## [Items from a data source]
···

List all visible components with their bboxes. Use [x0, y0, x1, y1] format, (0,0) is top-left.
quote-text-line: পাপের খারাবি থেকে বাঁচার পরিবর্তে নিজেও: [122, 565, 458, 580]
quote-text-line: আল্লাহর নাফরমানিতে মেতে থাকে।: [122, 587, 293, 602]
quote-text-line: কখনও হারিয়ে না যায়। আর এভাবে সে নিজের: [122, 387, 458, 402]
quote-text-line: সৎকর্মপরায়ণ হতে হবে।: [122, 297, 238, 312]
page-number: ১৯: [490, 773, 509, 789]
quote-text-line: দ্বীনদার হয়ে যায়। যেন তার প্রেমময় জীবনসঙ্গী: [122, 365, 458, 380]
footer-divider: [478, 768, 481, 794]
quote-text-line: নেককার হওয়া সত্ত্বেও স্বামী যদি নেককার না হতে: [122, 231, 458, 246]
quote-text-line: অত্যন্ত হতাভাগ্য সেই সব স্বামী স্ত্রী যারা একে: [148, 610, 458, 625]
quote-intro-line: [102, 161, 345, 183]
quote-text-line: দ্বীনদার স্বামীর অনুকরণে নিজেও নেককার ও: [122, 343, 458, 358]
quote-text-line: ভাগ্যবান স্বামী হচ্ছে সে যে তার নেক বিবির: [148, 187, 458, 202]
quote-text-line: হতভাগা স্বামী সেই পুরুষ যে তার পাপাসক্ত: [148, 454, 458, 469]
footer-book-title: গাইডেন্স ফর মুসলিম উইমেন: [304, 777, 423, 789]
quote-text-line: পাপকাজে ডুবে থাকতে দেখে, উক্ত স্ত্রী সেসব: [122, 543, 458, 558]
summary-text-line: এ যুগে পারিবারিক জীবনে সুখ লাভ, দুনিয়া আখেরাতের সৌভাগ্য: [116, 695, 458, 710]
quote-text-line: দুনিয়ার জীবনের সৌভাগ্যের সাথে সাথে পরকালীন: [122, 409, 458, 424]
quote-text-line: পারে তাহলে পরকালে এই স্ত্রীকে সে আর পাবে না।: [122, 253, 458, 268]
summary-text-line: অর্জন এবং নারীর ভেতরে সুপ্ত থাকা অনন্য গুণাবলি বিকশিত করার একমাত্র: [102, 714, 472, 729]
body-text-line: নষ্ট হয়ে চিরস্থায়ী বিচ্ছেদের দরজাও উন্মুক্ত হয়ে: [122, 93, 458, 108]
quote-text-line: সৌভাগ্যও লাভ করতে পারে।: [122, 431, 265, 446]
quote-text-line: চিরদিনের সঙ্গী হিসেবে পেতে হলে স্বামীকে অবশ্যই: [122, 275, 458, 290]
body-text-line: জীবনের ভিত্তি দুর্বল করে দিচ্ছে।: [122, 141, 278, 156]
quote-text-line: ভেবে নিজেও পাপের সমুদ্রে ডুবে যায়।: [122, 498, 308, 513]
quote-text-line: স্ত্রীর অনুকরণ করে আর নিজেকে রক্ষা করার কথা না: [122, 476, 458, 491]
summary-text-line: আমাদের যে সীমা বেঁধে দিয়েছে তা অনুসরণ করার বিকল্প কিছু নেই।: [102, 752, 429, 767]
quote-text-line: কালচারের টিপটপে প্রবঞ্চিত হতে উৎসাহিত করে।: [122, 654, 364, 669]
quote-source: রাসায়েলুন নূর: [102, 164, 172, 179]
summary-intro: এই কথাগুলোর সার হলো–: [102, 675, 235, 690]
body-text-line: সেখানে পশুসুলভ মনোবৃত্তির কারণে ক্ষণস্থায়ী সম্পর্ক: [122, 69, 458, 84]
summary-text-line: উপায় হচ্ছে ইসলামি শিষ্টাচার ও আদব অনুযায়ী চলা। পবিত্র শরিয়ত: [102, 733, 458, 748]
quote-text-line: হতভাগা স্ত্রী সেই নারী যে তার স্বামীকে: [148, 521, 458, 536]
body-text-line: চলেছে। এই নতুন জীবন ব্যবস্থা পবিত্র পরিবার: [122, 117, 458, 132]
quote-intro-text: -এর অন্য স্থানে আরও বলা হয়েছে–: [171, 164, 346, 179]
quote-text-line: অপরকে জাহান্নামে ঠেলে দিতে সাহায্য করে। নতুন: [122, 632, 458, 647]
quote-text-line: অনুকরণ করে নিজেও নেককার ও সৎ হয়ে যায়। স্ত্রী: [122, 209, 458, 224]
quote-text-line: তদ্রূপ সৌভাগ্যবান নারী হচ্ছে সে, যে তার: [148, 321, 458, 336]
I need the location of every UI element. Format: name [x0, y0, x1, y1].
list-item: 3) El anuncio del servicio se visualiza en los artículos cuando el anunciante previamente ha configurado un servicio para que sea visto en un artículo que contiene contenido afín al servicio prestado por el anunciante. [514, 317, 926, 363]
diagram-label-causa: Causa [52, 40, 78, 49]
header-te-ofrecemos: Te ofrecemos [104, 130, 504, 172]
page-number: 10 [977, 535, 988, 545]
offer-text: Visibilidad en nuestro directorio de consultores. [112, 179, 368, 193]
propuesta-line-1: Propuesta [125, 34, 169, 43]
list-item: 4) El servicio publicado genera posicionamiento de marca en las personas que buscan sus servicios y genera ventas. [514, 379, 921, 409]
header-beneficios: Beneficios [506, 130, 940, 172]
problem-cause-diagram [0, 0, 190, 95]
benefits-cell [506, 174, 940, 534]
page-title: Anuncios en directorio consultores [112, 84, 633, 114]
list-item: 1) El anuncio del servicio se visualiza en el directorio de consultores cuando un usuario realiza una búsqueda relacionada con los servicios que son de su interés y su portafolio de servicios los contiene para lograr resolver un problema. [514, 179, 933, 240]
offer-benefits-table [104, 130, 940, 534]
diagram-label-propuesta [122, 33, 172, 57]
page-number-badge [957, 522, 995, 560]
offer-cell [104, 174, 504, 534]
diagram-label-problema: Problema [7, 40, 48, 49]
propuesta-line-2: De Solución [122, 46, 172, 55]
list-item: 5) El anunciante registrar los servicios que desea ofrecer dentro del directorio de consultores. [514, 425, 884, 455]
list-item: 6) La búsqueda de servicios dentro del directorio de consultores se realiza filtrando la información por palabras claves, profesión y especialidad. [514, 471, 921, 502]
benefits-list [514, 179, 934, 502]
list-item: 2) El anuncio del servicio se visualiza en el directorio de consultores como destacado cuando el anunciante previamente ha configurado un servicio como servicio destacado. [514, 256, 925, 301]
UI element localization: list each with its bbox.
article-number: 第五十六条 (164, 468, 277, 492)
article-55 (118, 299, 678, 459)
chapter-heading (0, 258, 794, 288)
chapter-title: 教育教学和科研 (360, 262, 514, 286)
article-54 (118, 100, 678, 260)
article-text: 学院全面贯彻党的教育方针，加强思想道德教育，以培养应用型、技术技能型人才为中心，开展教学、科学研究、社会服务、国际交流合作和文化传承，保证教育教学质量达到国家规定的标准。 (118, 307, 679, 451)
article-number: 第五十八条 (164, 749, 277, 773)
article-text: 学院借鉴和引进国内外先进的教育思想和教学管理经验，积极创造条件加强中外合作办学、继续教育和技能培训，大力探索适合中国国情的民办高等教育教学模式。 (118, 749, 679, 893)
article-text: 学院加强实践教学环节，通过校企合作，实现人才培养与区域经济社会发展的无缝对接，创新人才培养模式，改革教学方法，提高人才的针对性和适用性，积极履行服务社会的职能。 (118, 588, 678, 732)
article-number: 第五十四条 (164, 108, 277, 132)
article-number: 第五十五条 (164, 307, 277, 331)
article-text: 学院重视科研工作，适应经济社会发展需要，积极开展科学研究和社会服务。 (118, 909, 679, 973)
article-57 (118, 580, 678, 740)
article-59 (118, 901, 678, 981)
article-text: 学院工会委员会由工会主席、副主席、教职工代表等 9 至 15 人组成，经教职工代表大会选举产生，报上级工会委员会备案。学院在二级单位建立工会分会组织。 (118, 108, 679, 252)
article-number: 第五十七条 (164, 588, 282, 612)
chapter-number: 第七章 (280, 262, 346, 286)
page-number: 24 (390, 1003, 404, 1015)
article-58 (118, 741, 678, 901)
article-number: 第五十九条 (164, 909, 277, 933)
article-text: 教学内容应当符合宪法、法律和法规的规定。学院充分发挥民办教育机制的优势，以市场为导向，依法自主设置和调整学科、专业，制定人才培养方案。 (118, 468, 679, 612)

···

## [Task directions]
Pull out every line of the data above that contains the string "intro". The match is case-sensitive.

## [Exercise output]
quote-intro-line: [102, 161, 345, 183]
summary-intro: এই কথাগুলোর সার হলো–: [102, 675, 235, 690]
quote-intro-text: -এর অন্য স্থানে আরও বলা হয়েছে–: [171, 164, 346, 179]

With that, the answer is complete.